Records contained in a dataset
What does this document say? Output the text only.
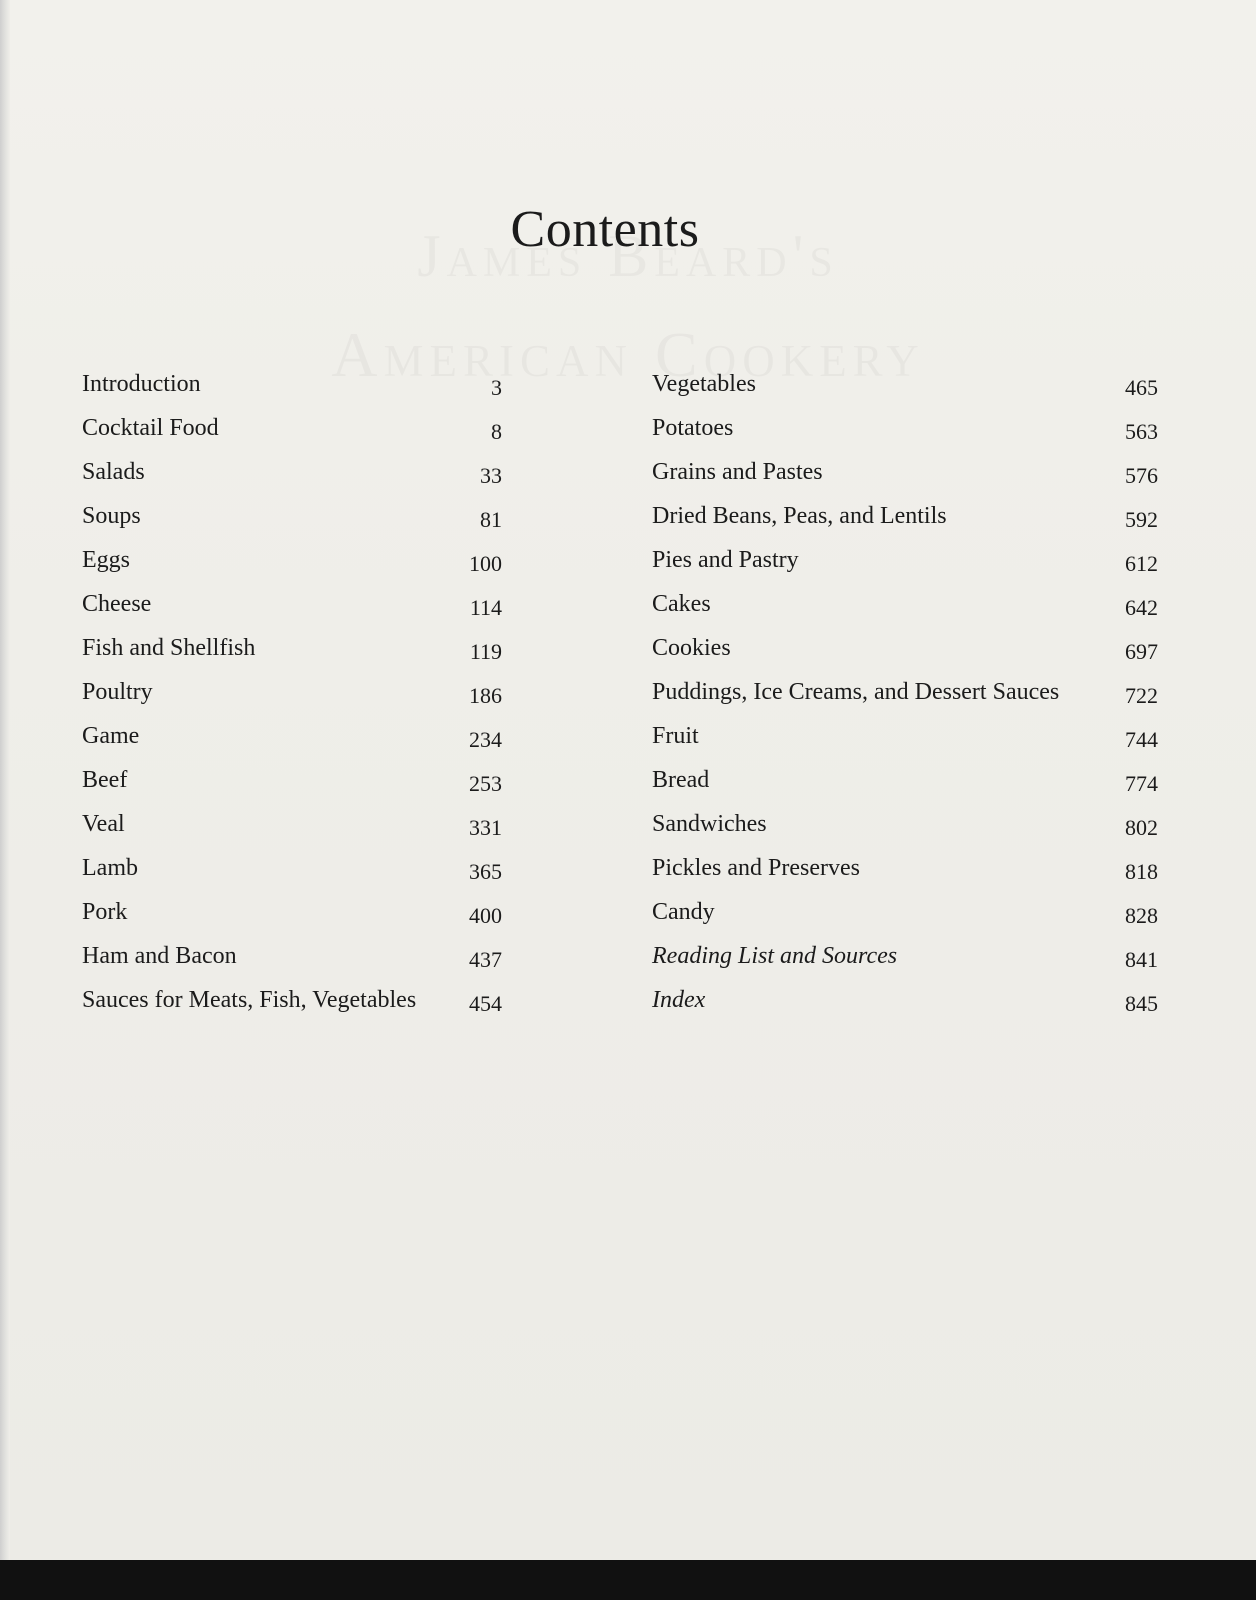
Contents
Introduction	3
Cocktail Food	8
Salads	33
Soups	81
Eggs	100
Cheese	114
Fish and Shellfish	119
Poultry	186
Game	234
Beef	253
Veal	331
Lamb	365
Pork	400
Ham and Bacon	437
Sauces for Meats, Fish, Vegetables 454
Vegetables	465
Potatoes	563
Grains and Pastes	576
Dried Beans, Peas, and Lentils	592
Pies and Pastry	612
Cakes	642
Cookies	697
Puddings, Ice Creams, and Dessert Sauces	722
Fruit	744
Bread	774
Sandwiches	802
Pickles and Preserves	818
Candy	828
Reading List and Sources	841
Index	845
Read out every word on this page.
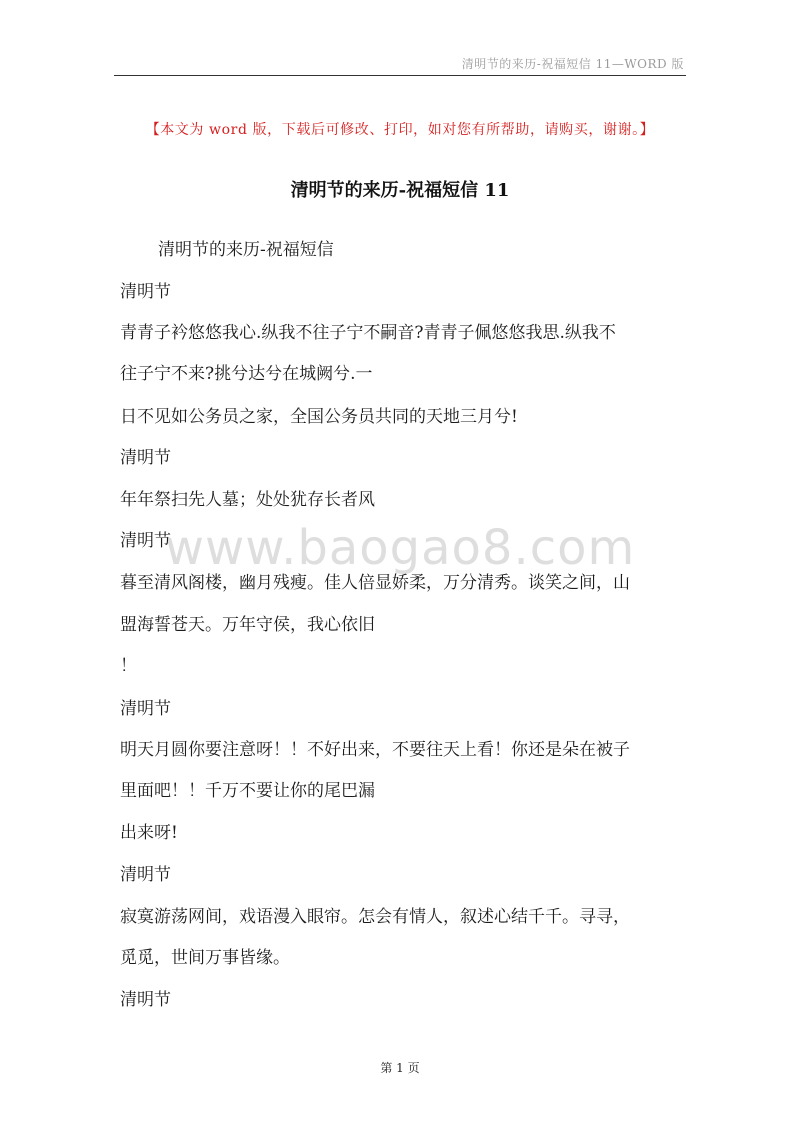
清明节的来历-祝福短信 11—WORD 版
【本文为 word 版，下载后可修改、打印，如对您有所帮助，请购买，谢谢。】
清明节的来历-祝福短信 11
www.baogao8.com
清明节的来历-祝福短信
清明节
青青子衿悠悠我心.纵我不往子宁不嗣音?青青子佩悠悠我思.纵我不
往子宁不来?挑兮达兮在城阙兮.一
日不见如公务员之家，全国公务员共同的天地三月兮!
清明节
年年祭扫先人墓；处处犹存长者风
清明节
暮至清风阁楼，幽月残瘦。佳人倍显娇柔，万分清秀。谈笑之间，山
盟海誓苍天。万年守侯，我心依旧
！
清明节
明天月圆你要注意呀！！不好出来，不要往天上看！你还是朵在被子
里面吧！！千万不要让你的尾巴漏
出来呀!
清明节
寂寞游荡网间，戏语漫入眼帘。怎会有情人，叙述心结千千。寻寻，
觅觅，世间万事皆缘。
清明节
第 1 页
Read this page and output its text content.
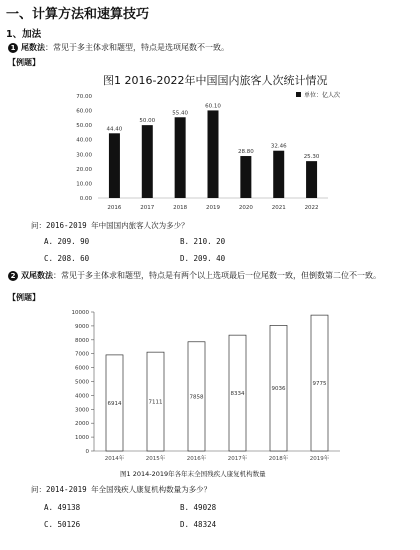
一、计算方法和速算技巧
1、加法
1 尾数法：常见于多主体求和题型，特点是选项尾数不一致。
【例题】
图1 2016-2022年中国国内旅客人次统计情况
单位：亿人次
0.00
10.00
20.00
30.00
40.00
50.00
60.00
70.00
44.40
2016
50.00
2017
55.40
2018
60.10
2019
28.80
2020
32.46
2021
25.30
2022
问：2016-2019 年中国国内旅客人次为多少？
A. 209. 90	B. 210. 20
C. 208. 60	D. 209. 40
2 双尾数法：常见于多主体求和题型，特点是有两个以上选项最后一位尾数一致，但倒数第二位不一致。
【例题】
0
1000
2000
3000
4000
5000
6000
7000
8000
9000
10000
6914
2014年
7111
2015年
7858
2016年
8334
2017年
9036
2018年
9775
2019年
图1 2014-2019年各年末全国残疾人康复机构数量
问：2014-2019 年全国残疾人康复机构数量为多少？
A. 49138	B. 49028
C. 50126	D. 48324
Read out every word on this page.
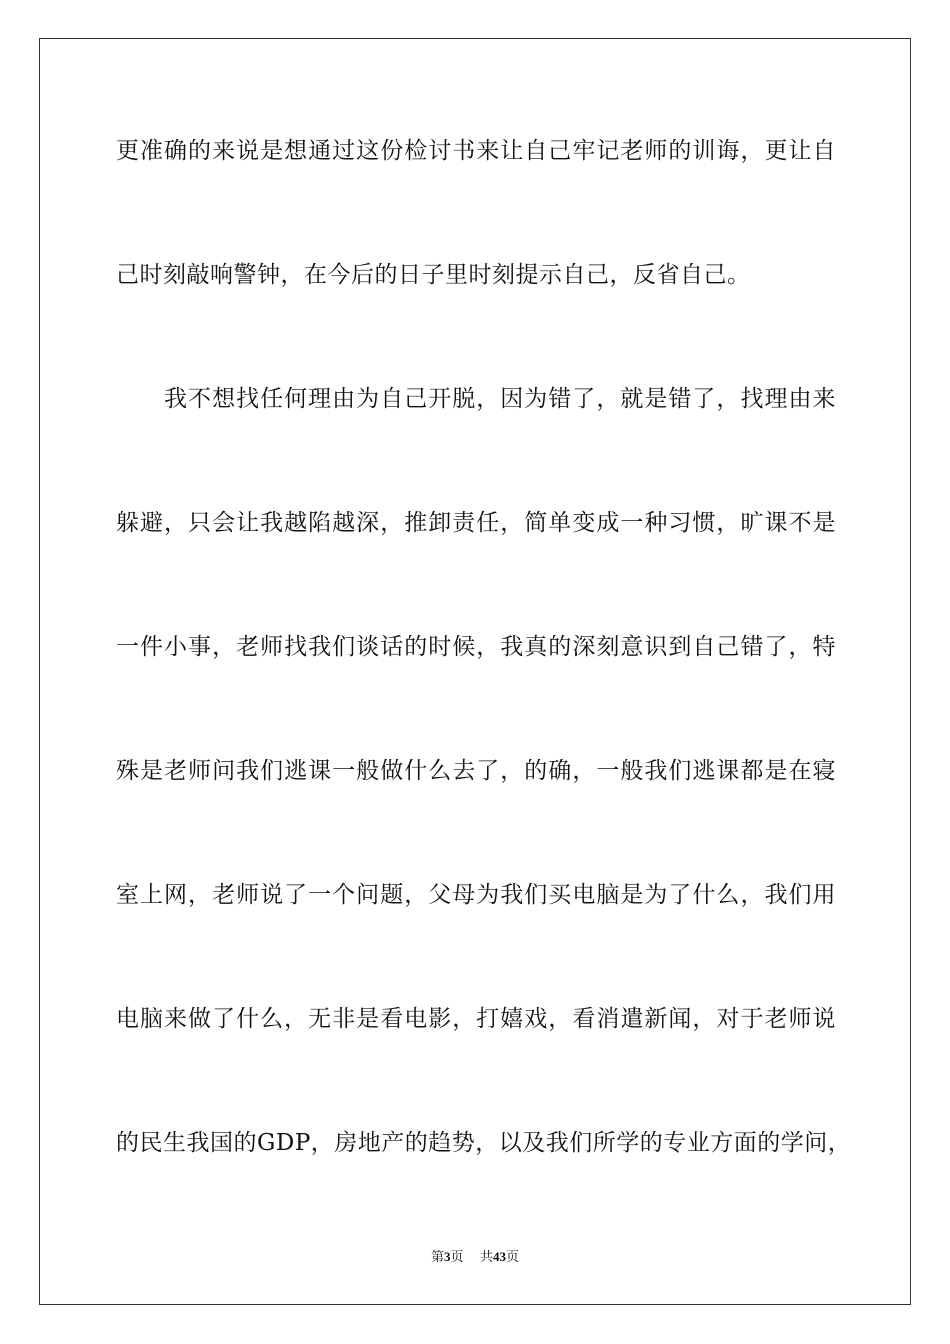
更准确的来说是想通过这份检讨书来让自己牢记老师的训诲，更让自
己时刻敲响警钟，在今后的日子里时刻提示自己，反省自己。
　　我不想找任何理由为自己开脱，因为错了，就是错了，找理由来
躲避，只会让我越陷越深，推卸责任，简单变成一种习惯，旷课不是
一件小事，老师找我们谈话的时候，我真的深刻意识到自己错了，特
殊是老师问我们逃课一般做什么去了，的确，一般我们逃课都是在寝
室上网，老师说了一个问题，父母为我们买电脑是为了什么，我们用
电脑来做了什么，无非是看电影，打嬉戏，看消遣新闻，对于老师说
的民生我国的GDP，房地产的趋势，以及我们所学的专业方面的学问，
第3页 共43页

• Task instructions
Your task is to set down the records shown above exactly, minus any pictures.

• Written solution
What does this document say? Output the text only.
Contents
Introduction	3
Cocktail Food	8
Salads	33
Soups	81
Eggs	100
Cheese	114
Fish and Shellfish	119
Poultry	186
Game	234
Beef	253
Veal	331
Lamb	365
Pork	400
Ham and Bacon	437
Sauces for Meats, Fish, Vegetables 454
Vegetables	465
Potatoes	563
Grains and Pastes	576
Dried Beans, Peas, and Lentils	592
Pies and Pastry	612
Cakes	642
Cookies	697
Puddings, Ice Creams, and Dessert Sauces	722
Fruit	744
Bread	774
Sandwiches	802
Pickles and Preserves	818
Candy	828
Reading List and Sources	841
Index	845
Read out every word on this page.
清明节的来历-祝福短信 11—WORD 版
【本文为 word 版，下载后可修改、打印，如对您有所帮助，请购买，谢谢。】
清明节的来历-祝福短信 11
www.baogao8.com
清明节的来历-祝福短信
清明节
青青子衿悠悠我心.纵我不往子宁不嗣音?青青子佩悠悠我思.纵我不
往子宁不来?挑兮达兮在城阙兮.一
日不见如公务员之家，全国公务员共同的天地三月兮!
清明节
年年祭扫先人墓；处处犹存长者风
清明节
暮至清风阁楼，幽月残瘦。佳人倍显娇柔，万分清秀。谈笑之间，山
盟海誓苍天。万年守侯，我心依旧
！
清明节
明天月圆你要注意呀！！不好出来，不要往天上看！你还是朵在被子
里面吧！！千万不要让你的尾巴漏
出来呀!
清明节
寂寞游荡网间，戏语漫入眼帘。怎会有情人，叙述心结千千。寻寻，
觅觅，世间万事皆缘。
清明节
第 1 页
Read this page and output its text content.
一、计算方法和速算技巧
1、加法
1 尾数法：常见于多主体求和题型，特点是选项尾数不一致。
【例题】
图1 2016-2022年中国国内旅客人次统计情况
单位：亿人次
0.00
10.00
20.00
30.00
40.00
50.00
60.00
70.00
44.40
2016
50.00
2017
55.40
2018
60.10
2019
28.80
2020
32.46
2021
25.30
2022
问：2016-2019 年中国国内旅客人次为多少？
A. 209. 90	B. 210. 20
C. 208. 60	D. 209. 40
2 双尾数法：常见于多主体求和题型，特点是有两个以上选项最后一位尾数一致，但倒数第二位不一致。
【例题】
0
1000
2000
3000
4000
5000
6000
7000
8000
9000
10000
6914
2014年
7111
2015年
7858
2016年
8334
2017年
9036
2018年
9775
2019年
图1 2014-2019年各年末全国残疾人康复机构数量
问：2014-2019 年全国残疾人康复机构数量为多少？
A. 49138	B. 49028
C. 50126	D. 48324
Read out every word on this page.
更准确的来说是想通过这份检讨书来让自己牢记老师的训诲，更让自
己时刻敲响警钟，在今后的日子里时刻提示自己，反省自己。
　　我不想找任何理由为自己开脱，因为错了，就是错了，找理由来
躲避，只会让我越陷越深，推卸责任，简单变成一种习惯，旷课不是
一件小事，老师找我们谈话的时候，我真的深刻意识到自己错了，特
殊是老师问我们逃课一般做什么去了，的确，一般我们逃课都是在寝
室上网，老师说了一个问题，父母为我们买电脑是为了什么，我们用
电脑来做了什么，无非是看电影，打嬉戏，看消遣新闻，对于老师说
的民生我国的GDP，房地产的趋势，以及我们所学的专业方面的学问，
第3页 共43页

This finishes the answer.